### DATA ROWS ###

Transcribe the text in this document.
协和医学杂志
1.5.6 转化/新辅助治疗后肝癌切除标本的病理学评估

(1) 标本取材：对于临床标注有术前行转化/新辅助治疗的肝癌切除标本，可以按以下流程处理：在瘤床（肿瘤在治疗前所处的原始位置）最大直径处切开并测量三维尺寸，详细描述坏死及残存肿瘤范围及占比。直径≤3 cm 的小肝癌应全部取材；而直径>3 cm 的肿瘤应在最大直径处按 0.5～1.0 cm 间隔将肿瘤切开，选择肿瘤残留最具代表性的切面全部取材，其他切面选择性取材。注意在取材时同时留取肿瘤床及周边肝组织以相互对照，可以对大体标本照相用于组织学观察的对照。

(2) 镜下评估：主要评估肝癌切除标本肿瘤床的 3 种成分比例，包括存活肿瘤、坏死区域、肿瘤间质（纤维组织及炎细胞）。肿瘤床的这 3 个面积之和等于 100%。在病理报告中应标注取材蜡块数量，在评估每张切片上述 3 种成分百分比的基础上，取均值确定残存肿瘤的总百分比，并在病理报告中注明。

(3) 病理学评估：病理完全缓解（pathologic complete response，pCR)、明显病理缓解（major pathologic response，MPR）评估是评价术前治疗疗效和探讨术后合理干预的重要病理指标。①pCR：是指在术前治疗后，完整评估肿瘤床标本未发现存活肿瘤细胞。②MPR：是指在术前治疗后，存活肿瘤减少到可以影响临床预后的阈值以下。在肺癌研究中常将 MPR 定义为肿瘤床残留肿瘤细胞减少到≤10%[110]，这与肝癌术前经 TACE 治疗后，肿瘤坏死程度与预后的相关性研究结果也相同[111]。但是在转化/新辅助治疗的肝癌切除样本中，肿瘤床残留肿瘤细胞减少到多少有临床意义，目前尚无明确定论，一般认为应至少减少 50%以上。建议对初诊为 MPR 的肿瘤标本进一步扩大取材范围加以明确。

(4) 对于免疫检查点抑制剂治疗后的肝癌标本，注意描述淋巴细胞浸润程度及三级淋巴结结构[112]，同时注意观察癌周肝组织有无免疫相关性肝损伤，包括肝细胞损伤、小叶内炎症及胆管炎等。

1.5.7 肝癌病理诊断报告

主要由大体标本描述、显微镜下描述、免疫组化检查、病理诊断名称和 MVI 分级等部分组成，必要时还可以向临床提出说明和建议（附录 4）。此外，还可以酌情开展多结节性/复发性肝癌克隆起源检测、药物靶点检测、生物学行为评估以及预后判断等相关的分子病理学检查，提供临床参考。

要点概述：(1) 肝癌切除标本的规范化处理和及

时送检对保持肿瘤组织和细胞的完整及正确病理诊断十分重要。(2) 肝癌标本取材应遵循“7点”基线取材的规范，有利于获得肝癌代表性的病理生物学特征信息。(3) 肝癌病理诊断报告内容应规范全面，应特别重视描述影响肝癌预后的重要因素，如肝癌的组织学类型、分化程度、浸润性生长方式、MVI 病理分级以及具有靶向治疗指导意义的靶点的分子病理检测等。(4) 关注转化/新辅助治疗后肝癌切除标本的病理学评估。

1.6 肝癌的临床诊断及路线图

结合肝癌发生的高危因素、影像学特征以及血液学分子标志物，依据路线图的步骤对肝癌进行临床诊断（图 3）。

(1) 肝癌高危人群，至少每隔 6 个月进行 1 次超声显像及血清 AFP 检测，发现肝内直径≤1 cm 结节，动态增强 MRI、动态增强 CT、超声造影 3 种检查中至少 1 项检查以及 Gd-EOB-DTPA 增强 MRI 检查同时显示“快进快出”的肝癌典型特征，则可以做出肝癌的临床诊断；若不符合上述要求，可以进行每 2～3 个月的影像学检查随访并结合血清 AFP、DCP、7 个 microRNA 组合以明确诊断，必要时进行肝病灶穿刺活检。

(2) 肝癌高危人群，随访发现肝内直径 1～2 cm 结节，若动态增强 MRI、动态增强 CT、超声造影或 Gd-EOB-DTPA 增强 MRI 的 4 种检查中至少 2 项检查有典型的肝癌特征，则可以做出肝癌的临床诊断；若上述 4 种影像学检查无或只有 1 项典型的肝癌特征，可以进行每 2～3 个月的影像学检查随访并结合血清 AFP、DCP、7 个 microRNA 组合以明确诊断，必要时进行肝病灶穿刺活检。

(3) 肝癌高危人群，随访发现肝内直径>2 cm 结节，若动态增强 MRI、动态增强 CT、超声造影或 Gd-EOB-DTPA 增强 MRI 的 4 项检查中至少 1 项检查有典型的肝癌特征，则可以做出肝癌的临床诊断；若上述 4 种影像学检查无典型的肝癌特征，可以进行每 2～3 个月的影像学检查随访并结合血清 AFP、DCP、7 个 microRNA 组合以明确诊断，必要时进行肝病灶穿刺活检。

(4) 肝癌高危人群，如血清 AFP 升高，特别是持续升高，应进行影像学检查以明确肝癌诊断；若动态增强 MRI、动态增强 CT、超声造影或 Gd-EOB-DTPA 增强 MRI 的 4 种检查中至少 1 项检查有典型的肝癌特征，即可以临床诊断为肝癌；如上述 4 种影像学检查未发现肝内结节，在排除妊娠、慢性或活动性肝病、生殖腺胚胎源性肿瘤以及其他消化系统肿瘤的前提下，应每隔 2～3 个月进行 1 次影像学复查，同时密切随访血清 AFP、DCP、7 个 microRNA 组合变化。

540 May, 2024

###

- [SET EXERCISE] Copy every line above that holds the word "随访发现肝内直径".

- [TASK OUTPUT]
(2) 肝癌高危人群，随访发现肝内直径 1～2 cm 结节，若动态增强 MRI、动态增强 CT、超声造影或 Gd-EOB-DTPA 增强 MRI 的 4 种检查中至少 2 项检查有典型的肝癌特征，则可以做出肝癌的临床诊断；若上述 4 种影像学检查无或只有 1 项典型的肝癌特征，可以进行每 2～3 个月的影像学检查随访并结合血清 AFP、DCP、7 个 microRNA 组合以明确诊断，必要时进行肝病灶穿刺活检。
(3) 肝癌高危人群，随访发现肝内直径>2 cm 结节，若动态增强 MRI、动态增强 CT、超声造影或 Gd-EOB-DTPA 增强 MRI 的 4 项检查中至少 1 项检查有典型的肝癌特征，则可以做出肝癌的临床诊断；若上述 4 种影像学检查无典型的肝癌特征，可以进行每 2～3 个月的影像学检查随访并结合血清 AFP、DCP、7 个 microRNA 组合以明确诊断，必要时进行肝病灶穿刺活检。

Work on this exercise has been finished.